PROBLEM 1: Reproduce the passage on storytelling word for word.

□ □ □ □

Also crucial is conflict. Without conflict, a story is dead on arrival. Little problems must be part of a larger problem otherwise the conflict is weak, unfocused, and makes for a bad story. There are two kinds of conflict, and the physical kind must connect with the emotional kind or else the story will leave readers on the sidelines along with the protagonists.

One of the most important decisions for a storyteller is determine which character's point of view the story will be told from. A story must create an emotional connection between the protagonist and the audience, and of course the protagonist will have a very limited point of view. The story should only detour from that point of view when an antagonist's view is presented, and that still must be related to the protagonist's problem. Movies and books must, simply put, always be about a person with a problem.

Writers don't often think enough about the all-important character. It doesn't matter what that character looks like, it only matters what's inside that character. You can't just plug a great character into a great concept, one will flow from the other.

Many writers confuse plot and story, but plot is what happens. It's an element of the story. Plotting is often a lost art in today's blockbuster films. Plot is how one scene logically leads to the next.

Place and time are also crucial to consider. By using distinctive locations and times, writers can take us to worlds we've never seen before and give us an unusual experience. Focusing on one time and one location is important. Bouncing back in time or place can happen, but it is something to be dealt with delicately or the audience will get confused.

Tone is also important. It must stay the same throughout the story. In Pulp Fiction, there was both violence and comedy, but they were mixed well consistently throughout. The violence was funny, not serious. When Marvin gets his head blown off in the backseat of the car when they hit a bump, that's funny. Gross and violent, but not taken seriously. You can have a comic-relief character in a serious film, but just establish him early enough so that the audience can know what to expect.

As for genre, know your genre. Make sure your story follows the rules of the genre or at least acknowledges those rules when you bend or break them. Clint Eastwood's True Crime was a box office failure because it wasn't what the audience paid to see.

□ □ □ □

PROBLEM 2: From the listing below, pull out every line that contains the string "partner". Match case exactly.

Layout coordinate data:

□ □ □ □

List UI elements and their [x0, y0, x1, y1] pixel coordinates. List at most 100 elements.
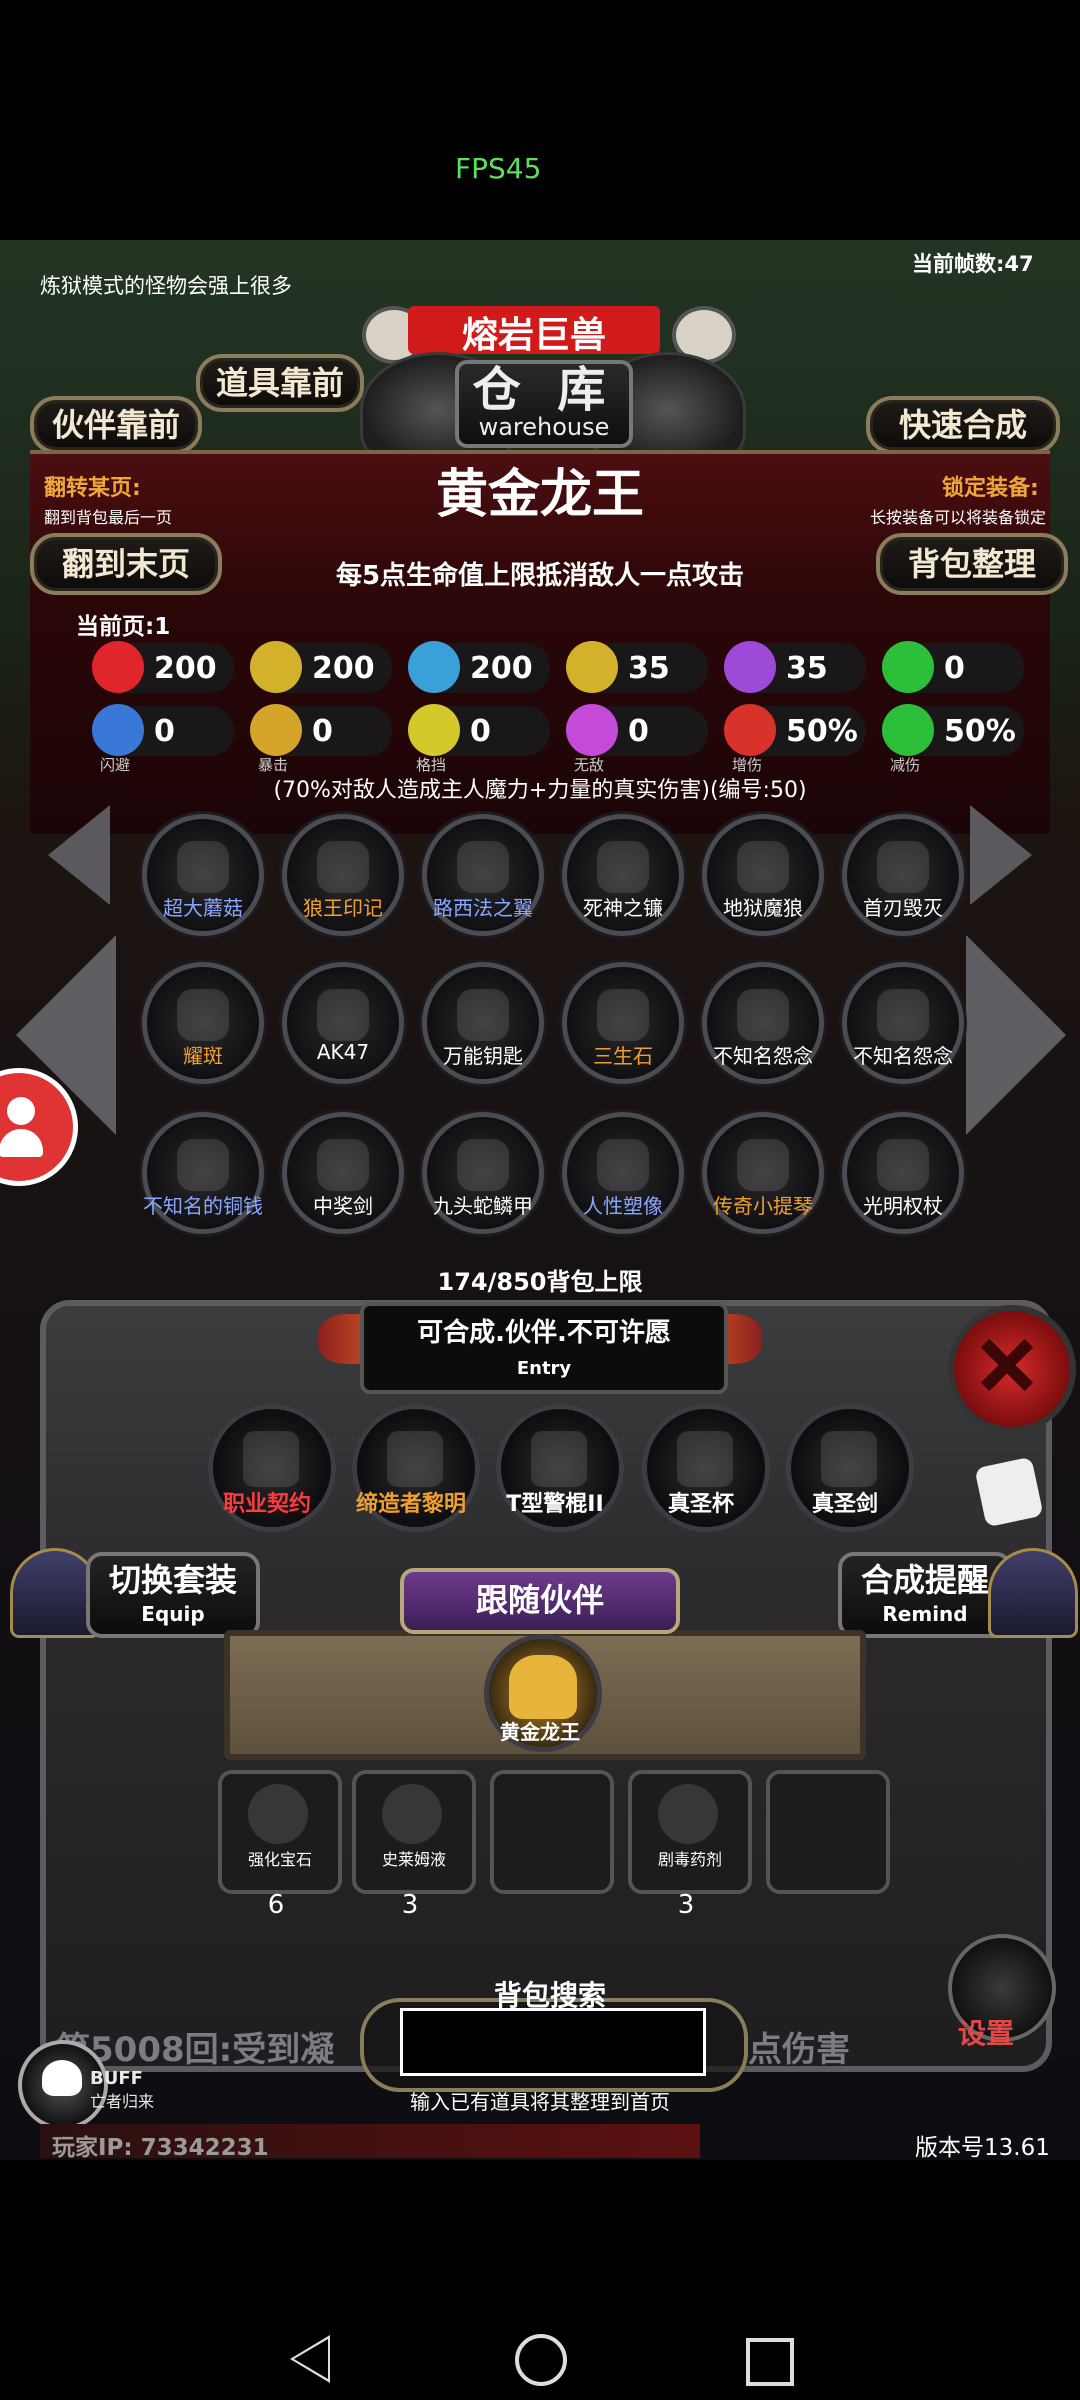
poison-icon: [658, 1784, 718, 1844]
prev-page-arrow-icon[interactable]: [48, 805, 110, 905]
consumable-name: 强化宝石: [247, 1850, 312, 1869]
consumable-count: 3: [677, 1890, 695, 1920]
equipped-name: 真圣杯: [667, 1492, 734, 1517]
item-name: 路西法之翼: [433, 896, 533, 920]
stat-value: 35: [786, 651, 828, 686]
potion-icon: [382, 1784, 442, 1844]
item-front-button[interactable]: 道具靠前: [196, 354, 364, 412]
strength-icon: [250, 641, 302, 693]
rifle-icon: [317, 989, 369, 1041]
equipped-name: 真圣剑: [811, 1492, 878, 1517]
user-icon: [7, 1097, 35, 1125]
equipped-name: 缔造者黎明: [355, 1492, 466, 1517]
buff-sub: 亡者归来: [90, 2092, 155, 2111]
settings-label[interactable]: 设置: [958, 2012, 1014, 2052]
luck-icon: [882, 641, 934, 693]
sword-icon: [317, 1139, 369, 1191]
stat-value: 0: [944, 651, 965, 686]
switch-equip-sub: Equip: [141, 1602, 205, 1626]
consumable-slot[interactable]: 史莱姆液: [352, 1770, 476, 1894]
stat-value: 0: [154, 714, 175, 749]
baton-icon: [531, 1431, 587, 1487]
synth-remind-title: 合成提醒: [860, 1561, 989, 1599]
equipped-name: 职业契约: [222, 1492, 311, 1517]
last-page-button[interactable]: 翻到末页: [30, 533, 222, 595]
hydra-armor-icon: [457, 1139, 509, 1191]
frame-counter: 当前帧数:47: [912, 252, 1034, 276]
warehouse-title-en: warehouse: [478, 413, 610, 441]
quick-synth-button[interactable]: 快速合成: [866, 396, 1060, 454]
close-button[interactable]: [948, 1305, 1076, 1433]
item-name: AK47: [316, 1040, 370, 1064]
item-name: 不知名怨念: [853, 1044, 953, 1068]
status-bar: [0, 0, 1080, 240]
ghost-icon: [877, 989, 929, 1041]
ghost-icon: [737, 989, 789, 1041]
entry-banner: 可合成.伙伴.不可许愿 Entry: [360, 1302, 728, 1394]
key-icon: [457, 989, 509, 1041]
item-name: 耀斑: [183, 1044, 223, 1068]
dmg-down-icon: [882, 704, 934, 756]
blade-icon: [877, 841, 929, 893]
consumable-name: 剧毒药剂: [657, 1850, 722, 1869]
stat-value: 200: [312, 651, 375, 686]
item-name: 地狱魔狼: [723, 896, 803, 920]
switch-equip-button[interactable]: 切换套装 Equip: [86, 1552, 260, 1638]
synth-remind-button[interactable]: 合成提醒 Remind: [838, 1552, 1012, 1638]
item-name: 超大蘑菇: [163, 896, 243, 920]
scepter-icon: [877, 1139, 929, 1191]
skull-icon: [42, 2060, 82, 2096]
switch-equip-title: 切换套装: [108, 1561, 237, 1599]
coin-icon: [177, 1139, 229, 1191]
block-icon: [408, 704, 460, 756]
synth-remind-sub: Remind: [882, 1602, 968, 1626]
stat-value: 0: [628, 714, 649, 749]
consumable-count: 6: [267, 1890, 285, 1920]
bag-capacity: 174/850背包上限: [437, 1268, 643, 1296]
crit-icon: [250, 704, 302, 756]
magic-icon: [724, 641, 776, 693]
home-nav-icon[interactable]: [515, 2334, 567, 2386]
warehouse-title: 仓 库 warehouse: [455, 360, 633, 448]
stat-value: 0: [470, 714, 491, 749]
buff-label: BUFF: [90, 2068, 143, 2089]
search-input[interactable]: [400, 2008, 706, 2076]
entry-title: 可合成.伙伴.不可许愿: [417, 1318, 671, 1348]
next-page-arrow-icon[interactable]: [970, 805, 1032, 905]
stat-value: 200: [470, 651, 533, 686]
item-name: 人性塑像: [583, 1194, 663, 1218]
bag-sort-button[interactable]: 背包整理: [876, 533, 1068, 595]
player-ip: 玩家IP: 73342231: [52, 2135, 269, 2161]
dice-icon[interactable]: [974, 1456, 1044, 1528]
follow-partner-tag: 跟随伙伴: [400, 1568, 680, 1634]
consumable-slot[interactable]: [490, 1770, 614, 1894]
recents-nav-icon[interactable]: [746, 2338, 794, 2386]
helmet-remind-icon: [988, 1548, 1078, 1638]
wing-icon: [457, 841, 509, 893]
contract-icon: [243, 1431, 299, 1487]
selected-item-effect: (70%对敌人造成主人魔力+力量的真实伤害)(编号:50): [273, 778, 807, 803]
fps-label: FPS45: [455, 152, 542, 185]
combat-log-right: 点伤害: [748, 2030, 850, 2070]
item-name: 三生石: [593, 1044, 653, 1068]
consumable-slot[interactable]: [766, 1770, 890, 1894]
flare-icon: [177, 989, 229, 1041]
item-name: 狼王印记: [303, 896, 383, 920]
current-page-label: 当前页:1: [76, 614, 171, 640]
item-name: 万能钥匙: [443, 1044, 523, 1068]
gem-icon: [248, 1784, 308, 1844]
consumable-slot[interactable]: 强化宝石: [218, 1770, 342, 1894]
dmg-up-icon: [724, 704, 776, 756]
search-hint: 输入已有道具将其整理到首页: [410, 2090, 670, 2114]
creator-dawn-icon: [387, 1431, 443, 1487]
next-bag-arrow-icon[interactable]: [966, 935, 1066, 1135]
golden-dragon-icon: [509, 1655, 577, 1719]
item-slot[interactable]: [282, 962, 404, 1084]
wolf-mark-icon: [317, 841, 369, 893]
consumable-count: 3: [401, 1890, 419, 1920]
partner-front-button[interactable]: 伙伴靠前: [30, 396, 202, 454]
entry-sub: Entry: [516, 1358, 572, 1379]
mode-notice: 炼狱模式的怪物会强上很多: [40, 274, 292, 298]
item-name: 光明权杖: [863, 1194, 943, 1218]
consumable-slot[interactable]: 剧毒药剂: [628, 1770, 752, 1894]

□ □ □ □

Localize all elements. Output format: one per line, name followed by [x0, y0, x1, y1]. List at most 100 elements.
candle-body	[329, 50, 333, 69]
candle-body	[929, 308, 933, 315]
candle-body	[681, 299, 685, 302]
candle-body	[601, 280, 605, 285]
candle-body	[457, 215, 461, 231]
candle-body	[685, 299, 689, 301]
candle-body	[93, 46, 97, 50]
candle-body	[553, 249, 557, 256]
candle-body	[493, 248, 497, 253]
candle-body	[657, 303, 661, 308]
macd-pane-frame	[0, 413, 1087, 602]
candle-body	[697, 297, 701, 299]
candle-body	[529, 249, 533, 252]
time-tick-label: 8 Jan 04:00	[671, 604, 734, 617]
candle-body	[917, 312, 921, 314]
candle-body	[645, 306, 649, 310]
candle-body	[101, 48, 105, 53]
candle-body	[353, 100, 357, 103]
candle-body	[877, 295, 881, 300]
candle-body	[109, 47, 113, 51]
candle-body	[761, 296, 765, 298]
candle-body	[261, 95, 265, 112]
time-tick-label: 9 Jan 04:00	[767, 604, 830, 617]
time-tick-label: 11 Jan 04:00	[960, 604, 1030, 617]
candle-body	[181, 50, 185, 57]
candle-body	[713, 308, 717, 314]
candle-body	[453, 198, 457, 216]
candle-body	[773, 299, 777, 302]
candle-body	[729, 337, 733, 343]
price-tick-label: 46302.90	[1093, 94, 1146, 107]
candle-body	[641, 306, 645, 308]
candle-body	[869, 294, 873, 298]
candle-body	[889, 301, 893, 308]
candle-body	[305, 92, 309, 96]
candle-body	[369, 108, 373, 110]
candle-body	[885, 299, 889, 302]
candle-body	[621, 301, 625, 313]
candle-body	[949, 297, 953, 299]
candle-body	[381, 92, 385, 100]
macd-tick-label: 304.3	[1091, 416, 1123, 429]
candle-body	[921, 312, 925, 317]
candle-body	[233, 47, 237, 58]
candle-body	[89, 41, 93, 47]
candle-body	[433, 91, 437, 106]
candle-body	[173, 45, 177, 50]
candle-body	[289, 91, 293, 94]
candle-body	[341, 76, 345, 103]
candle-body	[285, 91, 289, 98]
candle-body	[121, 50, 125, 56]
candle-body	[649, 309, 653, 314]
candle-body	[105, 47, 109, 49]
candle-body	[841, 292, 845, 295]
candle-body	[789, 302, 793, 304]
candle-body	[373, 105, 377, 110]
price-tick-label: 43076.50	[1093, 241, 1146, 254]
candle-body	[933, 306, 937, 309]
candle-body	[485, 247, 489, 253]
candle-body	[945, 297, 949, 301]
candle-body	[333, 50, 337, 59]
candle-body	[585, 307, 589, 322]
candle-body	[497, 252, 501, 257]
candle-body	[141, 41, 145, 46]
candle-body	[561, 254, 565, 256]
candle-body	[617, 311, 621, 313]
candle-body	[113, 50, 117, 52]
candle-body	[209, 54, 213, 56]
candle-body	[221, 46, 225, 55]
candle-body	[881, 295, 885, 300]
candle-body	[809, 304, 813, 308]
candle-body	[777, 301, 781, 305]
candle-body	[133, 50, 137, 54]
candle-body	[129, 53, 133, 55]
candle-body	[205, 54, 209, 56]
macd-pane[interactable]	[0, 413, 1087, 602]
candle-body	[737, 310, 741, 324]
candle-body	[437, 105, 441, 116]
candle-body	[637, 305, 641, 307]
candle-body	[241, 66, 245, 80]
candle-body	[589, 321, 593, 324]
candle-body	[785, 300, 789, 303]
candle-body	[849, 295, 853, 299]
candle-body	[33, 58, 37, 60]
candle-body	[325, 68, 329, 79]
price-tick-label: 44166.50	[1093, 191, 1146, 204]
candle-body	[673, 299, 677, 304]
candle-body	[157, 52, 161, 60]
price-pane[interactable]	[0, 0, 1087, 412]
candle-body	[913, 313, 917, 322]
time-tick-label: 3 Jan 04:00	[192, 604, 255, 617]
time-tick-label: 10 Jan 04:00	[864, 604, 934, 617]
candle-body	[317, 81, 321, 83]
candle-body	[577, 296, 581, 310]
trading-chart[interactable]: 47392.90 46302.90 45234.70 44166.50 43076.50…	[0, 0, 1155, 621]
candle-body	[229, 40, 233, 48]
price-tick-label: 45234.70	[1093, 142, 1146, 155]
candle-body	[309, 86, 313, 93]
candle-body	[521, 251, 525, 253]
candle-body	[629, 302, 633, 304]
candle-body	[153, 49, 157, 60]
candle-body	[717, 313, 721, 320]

□ □ □ □

FULL OUTPUT 1:
Also crucial is conflict. Without conflict, a story is dead on arrival. Little problems must be part of a larger problem otherwise the conflict is weak, unfocused, and makes for a bad story. There are two kinds of conflict, and the physical kind must connect with the emotional kind or else the story will leave readers on the sidelines along with the protagonists.

One of the most important decisions for a storyteller is determine which character's point of view the story will be told from. A story must create an emotional connection between the protagonist and the audience, and of course the protagonist will have a very limited point of view. The story should only detour from that point of view when an antagonist's view is presented, and that still must be related to the protagonist's problem. Movies and books must, simply put, always be about a person with a problem.

Writers don't often think enough about the all-important character. It doesn't matter what that character looks like, it only matters what's inside that character. You can't just plug a great character into a great concept, one will flow from the other.

Many writers confuse plot and story, but plot is what happens. It's an element of the story. Plotting is often a lost art in today's blockbuster films. Plot is how one scene logically leads to the next.

Place and time are also crucial to consider. By using distinctive locations and times, writers can take us to worlds we've never seen before and give us an unusual experience. Focusing on one time and one location is important. Bouncing back in time or place can happen, but it is something to be dealt with delicately or the audience will get confused.

Tone is also important. It must stay the same throughout the story. In Pulp Fiction, there was both violence and comedy, but they were mixed well consistently throughout. The violence was funny, not serious. When Marvin gets his head blown off in the backseat of the car when they hit a bump, that's funny. Gross and violent, but not taken seriously. You can have a comic-relief character in a serious film, but just establish him early enough so that the audience can know what to expect.

As for genre, know your genre. Make sure your story follows the rules of the genre or at least acknowledges those rules when you bend or break them. Clint Eastwood's True Crime was a box office failure because it wasn't what the audience paid to see.

FULL OUTPUT 2:
follow-partner-tag: 跟随伙伴: [400, 1568, 680, 1634]
partner-front-button[interactable]: 伙伴靠前: [30, 396, 202, 454]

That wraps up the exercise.